╔══

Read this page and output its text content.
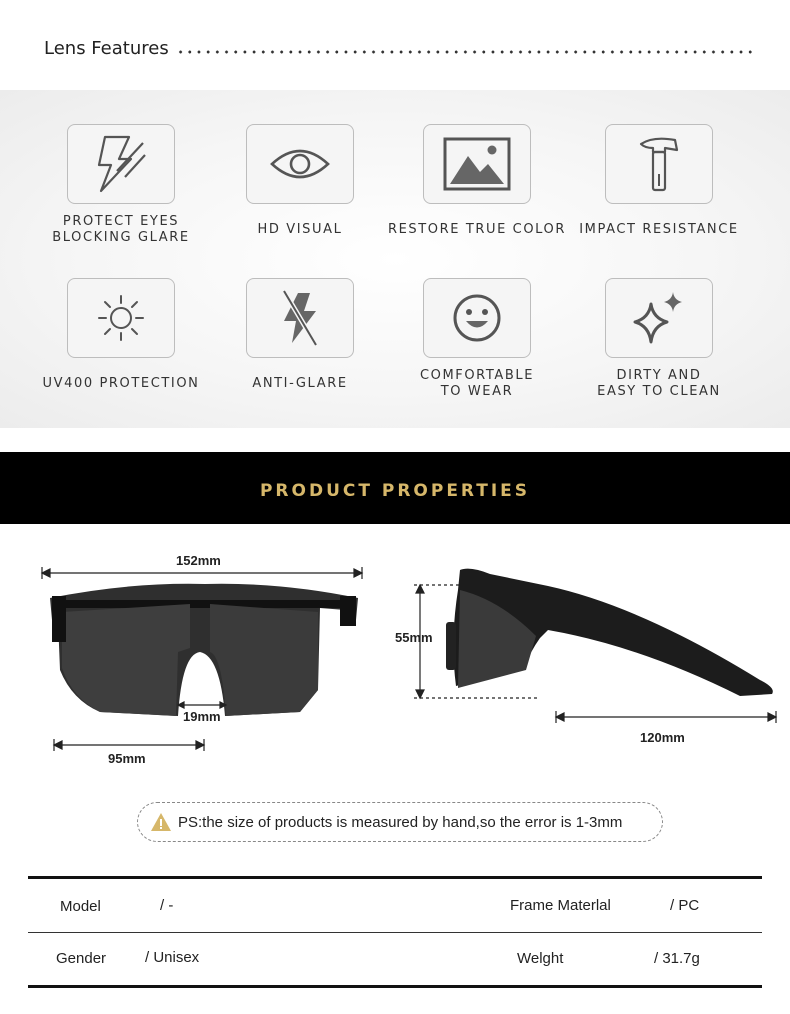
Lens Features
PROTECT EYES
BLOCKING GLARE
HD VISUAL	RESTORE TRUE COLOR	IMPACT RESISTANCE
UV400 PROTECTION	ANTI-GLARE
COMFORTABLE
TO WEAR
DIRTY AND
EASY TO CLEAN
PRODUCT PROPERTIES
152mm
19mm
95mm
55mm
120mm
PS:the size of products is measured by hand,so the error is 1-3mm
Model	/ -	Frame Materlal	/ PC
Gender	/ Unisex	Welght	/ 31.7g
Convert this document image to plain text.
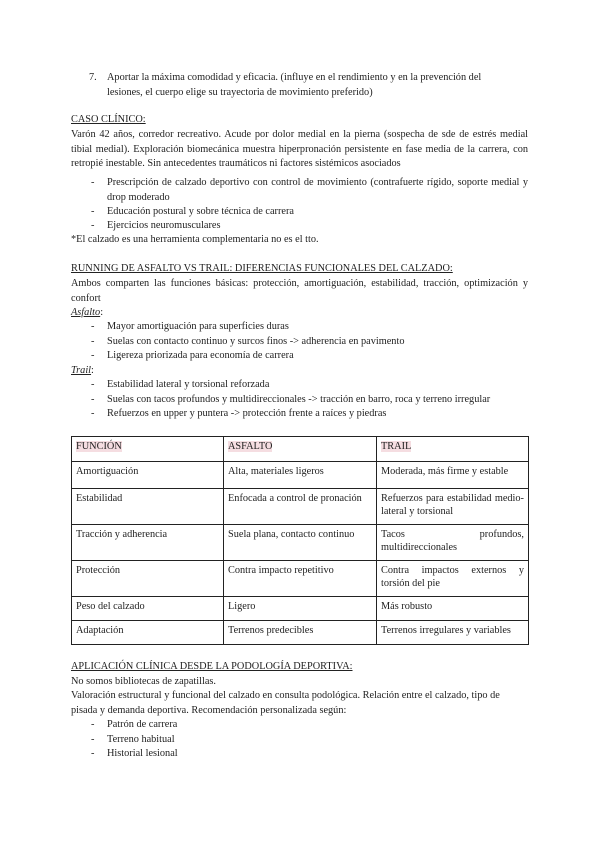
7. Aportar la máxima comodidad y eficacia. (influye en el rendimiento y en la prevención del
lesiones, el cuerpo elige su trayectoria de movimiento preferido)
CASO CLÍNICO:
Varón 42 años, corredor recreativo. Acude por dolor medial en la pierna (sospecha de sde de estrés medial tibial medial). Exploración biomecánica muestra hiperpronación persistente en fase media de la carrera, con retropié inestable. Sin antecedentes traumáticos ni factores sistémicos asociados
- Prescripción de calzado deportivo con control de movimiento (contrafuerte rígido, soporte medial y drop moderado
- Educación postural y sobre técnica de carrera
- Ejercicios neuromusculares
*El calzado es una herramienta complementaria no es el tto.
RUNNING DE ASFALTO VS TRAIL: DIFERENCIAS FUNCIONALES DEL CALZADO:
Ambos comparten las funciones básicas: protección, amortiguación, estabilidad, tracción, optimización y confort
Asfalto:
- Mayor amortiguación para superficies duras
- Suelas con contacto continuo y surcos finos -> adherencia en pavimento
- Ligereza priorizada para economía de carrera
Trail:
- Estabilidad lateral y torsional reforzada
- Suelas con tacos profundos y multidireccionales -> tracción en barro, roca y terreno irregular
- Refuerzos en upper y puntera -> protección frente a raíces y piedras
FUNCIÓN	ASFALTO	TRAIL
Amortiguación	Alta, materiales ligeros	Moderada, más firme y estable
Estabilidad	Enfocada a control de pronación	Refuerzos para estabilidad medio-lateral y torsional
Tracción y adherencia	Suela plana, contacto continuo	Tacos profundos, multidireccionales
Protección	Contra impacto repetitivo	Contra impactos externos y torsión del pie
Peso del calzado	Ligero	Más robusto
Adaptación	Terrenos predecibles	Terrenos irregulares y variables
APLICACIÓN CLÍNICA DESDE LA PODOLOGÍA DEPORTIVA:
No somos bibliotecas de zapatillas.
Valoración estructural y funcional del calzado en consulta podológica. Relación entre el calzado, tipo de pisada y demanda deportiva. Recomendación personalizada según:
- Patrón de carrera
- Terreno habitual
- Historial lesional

╚══

Give the number of lines that carry the word "carrera", with nothing added.

4